# [Problem to solve]
Which lines below hold the word "name"? Report each one.

■ ■ ■ ■ ■ ■ ■

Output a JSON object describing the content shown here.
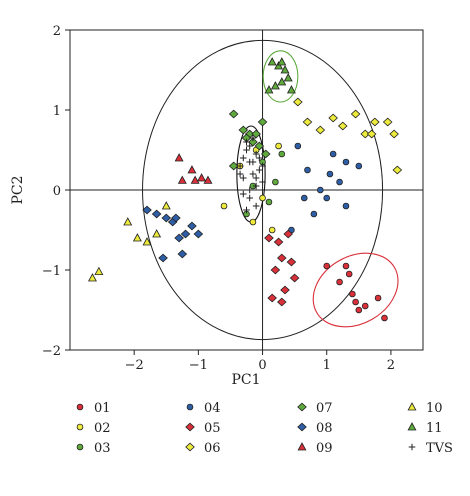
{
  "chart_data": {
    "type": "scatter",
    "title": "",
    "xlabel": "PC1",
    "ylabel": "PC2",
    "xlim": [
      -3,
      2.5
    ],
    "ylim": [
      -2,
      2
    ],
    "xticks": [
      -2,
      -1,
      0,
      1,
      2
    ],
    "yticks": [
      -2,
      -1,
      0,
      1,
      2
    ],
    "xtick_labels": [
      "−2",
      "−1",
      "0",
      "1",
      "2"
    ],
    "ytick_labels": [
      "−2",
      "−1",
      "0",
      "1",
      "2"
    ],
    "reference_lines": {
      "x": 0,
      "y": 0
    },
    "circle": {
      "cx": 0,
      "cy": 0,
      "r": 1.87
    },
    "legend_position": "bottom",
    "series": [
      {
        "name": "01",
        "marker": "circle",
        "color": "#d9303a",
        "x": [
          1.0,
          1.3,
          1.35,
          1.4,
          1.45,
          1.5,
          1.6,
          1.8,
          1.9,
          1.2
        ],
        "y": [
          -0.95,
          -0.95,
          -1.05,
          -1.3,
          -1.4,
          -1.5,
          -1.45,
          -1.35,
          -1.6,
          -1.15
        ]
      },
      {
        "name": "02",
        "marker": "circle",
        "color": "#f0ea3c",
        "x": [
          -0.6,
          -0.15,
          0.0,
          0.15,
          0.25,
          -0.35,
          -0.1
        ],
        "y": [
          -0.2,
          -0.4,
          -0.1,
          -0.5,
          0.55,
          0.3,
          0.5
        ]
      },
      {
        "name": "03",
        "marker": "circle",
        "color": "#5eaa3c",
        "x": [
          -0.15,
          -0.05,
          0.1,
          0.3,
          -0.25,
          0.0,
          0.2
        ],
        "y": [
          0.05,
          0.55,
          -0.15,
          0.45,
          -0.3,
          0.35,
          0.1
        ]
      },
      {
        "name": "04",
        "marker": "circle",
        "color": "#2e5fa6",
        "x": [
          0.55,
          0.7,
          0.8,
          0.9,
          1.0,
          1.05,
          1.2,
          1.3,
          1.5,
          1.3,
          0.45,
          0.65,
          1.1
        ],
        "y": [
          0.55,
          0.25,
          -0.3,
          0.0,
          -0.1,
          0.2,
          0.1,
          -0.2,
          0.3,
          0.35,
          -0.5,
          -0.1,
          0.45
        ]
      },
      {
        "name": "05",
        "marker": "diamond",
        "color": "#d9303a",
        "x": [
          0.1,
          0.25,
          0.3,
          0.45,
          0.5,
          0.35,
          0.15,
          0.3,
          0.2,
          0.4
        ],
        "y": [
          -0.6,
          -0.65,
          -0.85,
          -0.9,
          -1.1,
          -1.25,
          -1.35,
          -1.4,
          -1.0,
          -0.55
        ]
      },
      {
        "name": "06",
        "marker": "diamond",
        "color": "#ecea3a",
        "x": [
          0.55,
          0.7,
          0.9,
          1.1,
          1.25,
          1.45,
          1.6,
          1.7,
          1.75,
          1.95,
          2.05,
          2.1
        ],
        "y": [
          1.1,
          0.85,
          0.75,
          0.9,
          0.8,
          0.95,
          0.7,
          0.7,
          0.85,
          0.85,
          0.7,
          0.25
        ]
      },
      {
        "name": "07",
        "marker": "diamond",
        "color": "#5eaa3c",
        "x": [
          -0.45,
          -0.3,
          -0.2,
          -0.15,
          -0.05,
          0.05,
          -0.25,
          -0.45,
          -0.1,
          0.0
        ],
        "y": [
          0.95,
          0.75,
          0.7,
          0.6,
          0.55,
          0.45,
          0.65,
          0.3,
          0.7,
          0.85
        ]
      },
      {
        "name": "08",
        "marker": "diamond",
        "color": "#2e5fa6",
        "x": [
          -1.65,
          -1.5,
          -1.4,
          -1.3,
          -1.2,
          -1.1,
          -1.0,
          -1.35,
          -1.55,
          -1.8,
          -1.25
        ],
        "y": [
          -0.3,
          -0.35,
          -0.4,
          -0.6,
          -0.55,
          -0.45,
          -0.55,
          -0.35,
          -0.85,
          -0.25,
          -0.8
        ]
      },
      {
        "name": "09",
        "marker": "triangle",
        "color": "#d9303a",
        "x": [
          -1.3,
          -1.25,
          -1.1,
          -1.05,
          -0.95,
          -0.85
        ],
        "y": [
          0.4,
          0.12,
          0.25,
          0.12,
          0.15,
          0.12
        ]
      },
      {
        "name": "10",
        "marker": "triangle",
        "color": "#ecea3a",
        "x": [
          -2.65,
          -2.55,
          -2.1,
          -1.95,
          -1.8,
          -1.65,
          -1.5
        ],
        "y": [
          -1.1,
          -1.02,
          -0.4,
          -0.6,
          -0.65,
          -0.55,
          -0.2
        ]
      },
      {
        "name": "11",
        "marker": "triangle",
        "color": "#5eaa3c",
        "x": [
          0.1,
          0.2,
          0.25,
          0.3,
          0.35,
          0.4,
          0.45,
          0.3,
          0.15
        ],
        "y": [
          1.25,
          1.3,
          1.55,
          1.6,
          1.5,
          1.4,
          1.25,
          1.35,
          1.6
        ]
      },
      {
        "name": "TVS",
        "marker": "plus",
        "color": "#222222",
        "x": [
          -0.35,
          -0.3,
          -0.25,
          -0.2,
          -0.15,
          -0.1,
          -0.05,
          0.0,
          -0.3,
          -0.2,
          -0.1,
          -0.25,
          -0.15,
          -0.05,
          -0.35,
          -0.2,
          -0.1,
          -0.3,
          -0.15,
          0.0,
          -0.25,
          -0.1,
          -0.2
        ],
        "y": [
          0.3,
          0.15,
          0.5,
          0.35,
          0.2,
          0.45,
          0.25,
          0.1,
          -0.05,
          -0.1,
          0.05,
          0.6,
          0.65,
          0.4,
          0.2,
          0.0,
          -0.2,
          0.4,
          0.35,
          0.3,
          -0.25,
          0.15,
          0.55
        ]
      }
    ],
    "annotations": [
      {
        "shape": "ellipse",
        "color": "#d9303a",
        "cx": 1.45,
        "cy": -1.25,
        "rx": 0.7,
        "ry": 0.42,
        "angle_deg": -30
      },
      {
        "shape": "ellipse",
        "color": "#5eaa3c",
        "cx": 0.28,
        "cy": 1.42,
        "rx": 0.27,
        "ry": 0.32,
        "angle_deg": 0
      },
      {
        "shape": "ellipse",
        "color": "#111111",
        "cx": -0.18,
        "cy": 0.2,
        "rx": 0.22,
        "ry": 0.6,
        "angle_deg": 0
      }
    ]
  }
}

■ ■ ■ ■ ■ ■ ■

# [Written answer]
        "name": "01",
        "name": "02",
        "name": "03",
        "name": "04",
        "name": "05",
        "name": "06",
        "name": "07",
        "name": "08",
        "name": "09",
        "name": "10",
        "name": "11",
        "name": "TVS",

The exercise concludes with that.